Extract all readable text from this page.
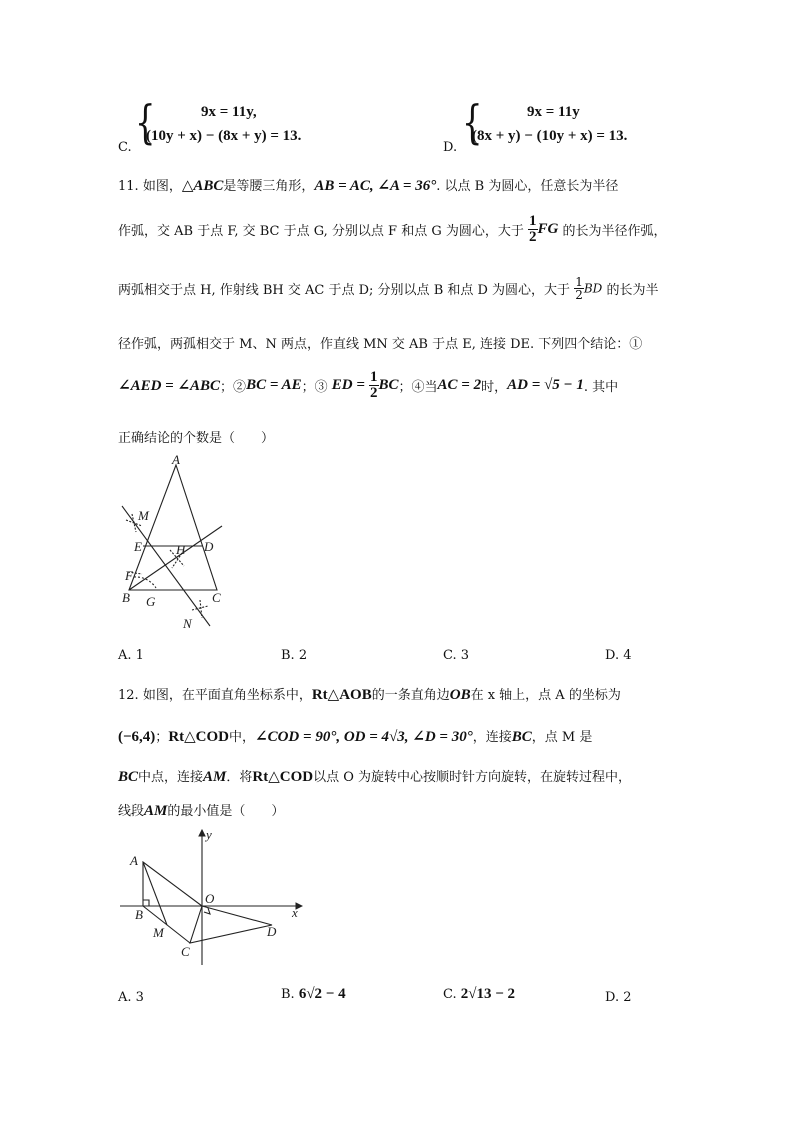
C. {	9x = 11y,
(10y + x) − (8x + y) = 13.
D. {	9x = 11y
(8x + y) − (10y + x) = 13.
11. 如图，△ABC是等腰三角形，AB = AC, ∠A = 36°. 以点 B 为圆心，任意长为半径
作弧，交 AB 于点 F, 交 BC 于点 G, 分别以点 F 和点 G 为圆心，大于 $\frac{1}{2}$ FG 的长为半径作弧，
两弧相交于点 H, 作射线 BH 交 AC 于点 D; 分别以点 B 和点 D 为圆心，大于 $\frac{1}{2}$ BD 的长为半
径作弧，两孤相交于 M、N 两点，作直线 MN 交 AB 于点 E, 连接 DE. 下列四个结论：①
∠AED = ∠ABC；②BC = AE；③ ED = $\frac{1}{2}$ BC；④当AC = 2时，AD = √5 − 1. 其中
正确结论的个数是（　　）
A
M
E	H D
F
B G	C
N
A. 1	B. 2	C. 3	D. 4
12. 如图，在平面直角坐标系中，Rt△AOB的一条直角边OB在 x 轴上，点 A 的坐标为
(−6,4)；Rt△COD中，∠COD = 90°, OD = 4√3, ∠D = 30°，连接BC，点 M 是
BC中点，连接AM．将Rt△COD以点 O 为旋转中心按顺时针方向旋转，在旋转过程中，
线段AM的最小值是（　　）
y
A
O
x
B
M	D
C
A. 3	B. 6√2 − 4	C. 2√13 − 2	D. 2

**Aim of the exercise**
From the entries above, extract each line containing "frac".

**Complete output**
作弧，交 AB 于点 F, 交 BC 于点 G, 分别以点 F 和点 G 为圆心，大于 $\frac{1}{2}$ FG 的长为半径作弧，
两弧相交于点 H, 作射线 BH 交 AC 于点 D; 分别以点 B 和点 D 为圆心，大于 $\frac{1}{2}$ BD 的长为半
∠AED = ∠ABC；②BC = AE；③ ED = $\frac{1}{2}$ BC；④当AC = 2时，AD = √5 − 1. 其中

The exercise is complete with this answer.